• TASK
Any pictures in the records below should be skipped; write out everything else exactly.

(Figure dataset records)
::::

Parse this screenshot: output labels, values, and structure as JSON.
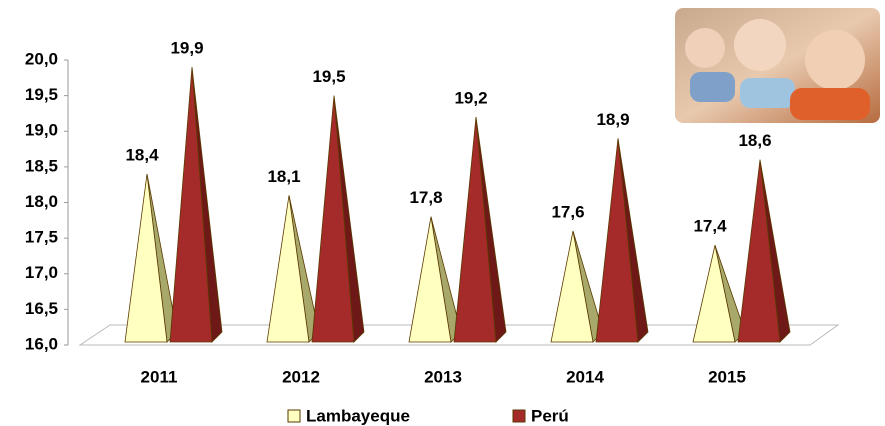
{
  "chart_data": {
    "type": "pyramid",
    "categories": [
      "2011",
      "2012",
      "2013",
      "2014",
      "2015"
    ],
    "series": [
      {
        "name": "Lambayeque",
        "color": "#ffffc0",
        "values": [
          18.4,
          18.1,
          17.8,
          17.6,
          17.4
        ],
        "value_labels": [
          "18,4",
          "18,1",
          "17,8",
          "17,6",
          "17,4"
        ]
      },
      {
        "name": "Perú",
        "color": "#a52a2a",
        "values": [
          19.9,
          19.5,
          19.2,
          18.9,
          18.6
        ],
        "value_labels": [
          "19,9",
          "19,5",
          "19,2",
          "18,9",
          "18,6"
        ]
      }
    ],
    "ylim": [
      16,
      20
    ],
    "yticks": [
      {
        "value": 16,
        "label": "16,0"
      },
      {
        "value": 16.5,
        "label": "16,5"
      },
      {
        "value": 17,
        "label": "17,0"
      },
      {
        "value": 17.5,
        "label": "17,5"
      },
      {
        "value": 18,
        "label": "18,0"
      },
      {
        "value": 18.5,
        "label": "18,5"
      },
      {
        "value": 19,
        "label": "19,0"
      },
      {
        "value": 19.5,
        "label": "19,5"
      },
      {
        "value": 20,
        "label": "20,0"
      }
    ],
    "legend": "bottom"
  }
}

::::

• ANSWER
Parse this screenshot: output labels, values, and structure as JSON.
{
  "chart_data": {
    "type": "pyramid",
    "categories": [
      "2011",
      "2012",
      "2013",
      "2014",
      "2015"
    ],
    "series": [
      {
        "name": "Lambayeque",
        "color": "#ffffc0",
        "values": [
          18.4,
          18.1,
          17.8,
          17.6,
          17.4
        ],
        "value_labels": [
          "18,4",
          "18,1",
          "17,8",
          "17,6",
          "17,4"
        ]
      },
      {
        "name": "Perú",
        "color": "#a52a2a",
        "values": [
          19.9,
          19.5,
          19.2,
          18.9,
          18.6
        ],
        "value_labels": [
          "19,9",
          "19,5",
          "19,2",
          "18,9",
          "18,6"
        ]
      }
    ],
    "ylim": [
      16,
      20
    ],
    "yticks": [
      {
        "value": 16,
        "label": "16,0"
      },
      {
        "value": 16.5,
        "label": "16,5"
      },
      {
        "value": 17,
        "label": "17,0"
      },
      {
        "value": 17.5,
        "label": "17,5"
      },
      {
        "value": 18,
        "label": "18,0"
      },
      {
        "value": 18.5,
        "label": "18,5"
      },
      {
        "value": 19,
        "label": "19,0"
      },
      {
        "value": 19.5,
        "label": "19,5"
      },
      {
        "value": 20,
        "label": "20,0"
      }
    ],
    "legend": "bottom"
  }
}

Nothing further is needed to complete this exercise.